> **WORK TO BE COMPLETED**: In the records below, find the line that contains "Read all visible content and emit it as JSON.". Retype that line and all the lines after it through the end, leaving out the pictures.

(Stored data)

————————

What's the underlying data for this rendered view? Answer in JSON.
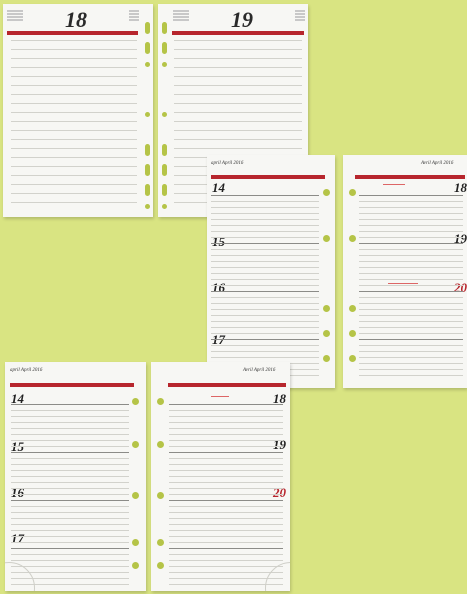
{
  "top_pages": {
    "left_day": "18",
    "right_day": "19"
  },
  "week_set_1": {
    "left_header": "april April 2016",
    "right_header": "Avril April 2016",
    "left_days": [
      "14",
      "15",
      "16",
      "17"
    ],
    "right_days": [
      "18",
      "19",
      "20"
    ]
  },
  "week_set_2": {
    "left_header": "april April 2016",
    "right_header": "Avril April 2016",
    "left_days": [
      "14",
      "15",
      "16",
      "17"
    ],
    "right_days": [
      "18",
      "19",
      "20"
    ]
  },
  "colors": {
    "background": "#d9e482",
    "accent_red": "#b7262d",
    "hole_green": "#b5c447",
    "paper": "#f7f7f4"
  }
}
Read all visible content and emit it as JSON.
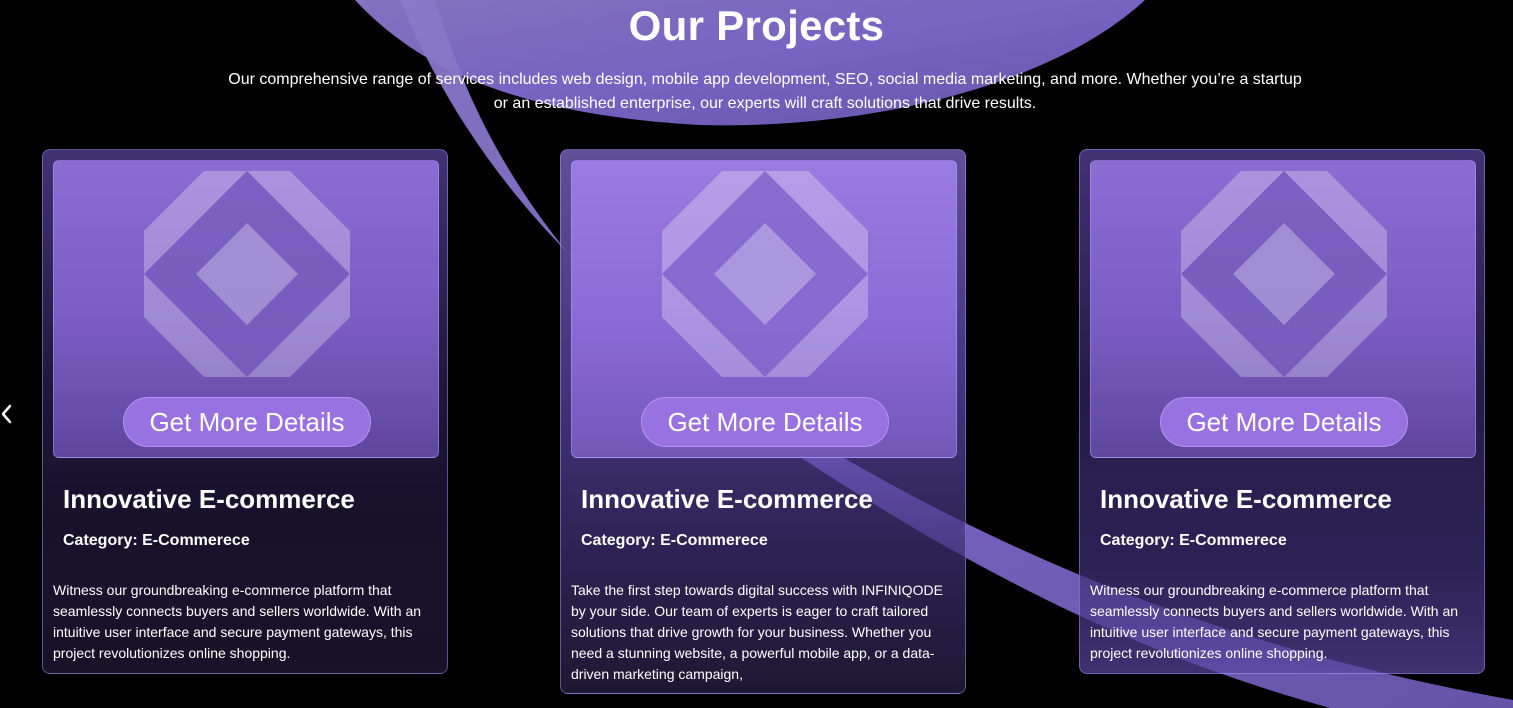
{
  "section": {
    "title": "Our Projects",
    "subtitle": "Our comprehensive range of services includes web design, mobile app development, SEO, social media marketing, and more. Whether you’re a startup or an established enterprise, our experts will craft solutions that drive results."
  },
  "carousel": {
    "prev_icon": "chevron-left-icon"
  },
  "cards": [
    {
      "button_label": "Get More Details",
      "title": "Innovative E-commerce",
      "category": "Category: E-Commerece",
      "description": "Witness our groundbreaking e-commerce platform that seamlessly connects buyers and sellers worldwide. With an intuitive user interface and secure payment gateways, this project revolutionizes online shopping."
    },
    {
      "button_label": "Get More Details",
      "title": "Innovative E-commerce",
      "category": "Category: E-Commerece",
      "description": "Take the first step towards digital success with INFINIQODE by your side. Our team of experts is eager to craft tailored solutions that drive growth for your business. Whether you need a stunning website, a powerful mobile app, or a data-driven marketing campaign,"
    },
    {
      "button_label": "Get More Details",
      "title": "Innovative E-commerce",
      "category": "Category: E-Commerece",
      "description": "Witness our groundbreaking e-commerce platform that seamlessly connects buyers and sellers worldwide. With an intuitive user interface and secure payment gateways, this project revolutionizes online shopping."
    }
  ],
  "colors": {
    "background": "#000000",
    "accent": "#9872e0",
    "swoosh": "#7a62c8"
  }
}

————————

> **TASK OUTPUT**:
Read all visible content and emit it as JSON.
{
  "section": {
    "title": "Our Projects",
    "subtitle": "Our comprehensive range of services includes web design, mobile app development, SEO, social media marketing, and more. Whether you’re a startup or an established enterprise, our experts will craft solutions that drive results."
  },
  "carousel": {
    "prev_icon": "chevron-left-icon"
  },
  "cards": [
    {
      "button_label": "Get More Details",
      "title": "Innovative E-commerce",
      "category": "Category: E-Commerece",
      "description": "Witness our groundbreaking e-commerce platform that seamlessly connects buyers and sellers worldwide. With an intuitive user interface and secure payment gateways, this project revolutionizes online shopping."
    },
    {
      "button_label": "Get More Details",
      "title": "Innovative E-commerce",
      "category": "Category: E-Commerece",
      "description": "Take the first step towards digital success with INFINIQODE by your side. Our team of experts is eager to craft tailored solutions that drive growth for your business. Whether you need a stunning website, a powerful mobile app, or a data-driven marketing campaign,"
    },
    {
      "button_label": "Get More Details",
      "title": "Innovative E-commerce",
      "category": "Category: E-Commerece",
      "description": "Witness our groundbreaking e-commerce platform that seamlessly connects buyers and sellers worldwide. With an intuitive user interface and secure payment gateways, this project revolutionizes online shopping."
    }
  ],
  "colors": {
    "background": "#000000",
    "accent": "#9872e0",
    "swoosh": "#7a62c8"
  }
}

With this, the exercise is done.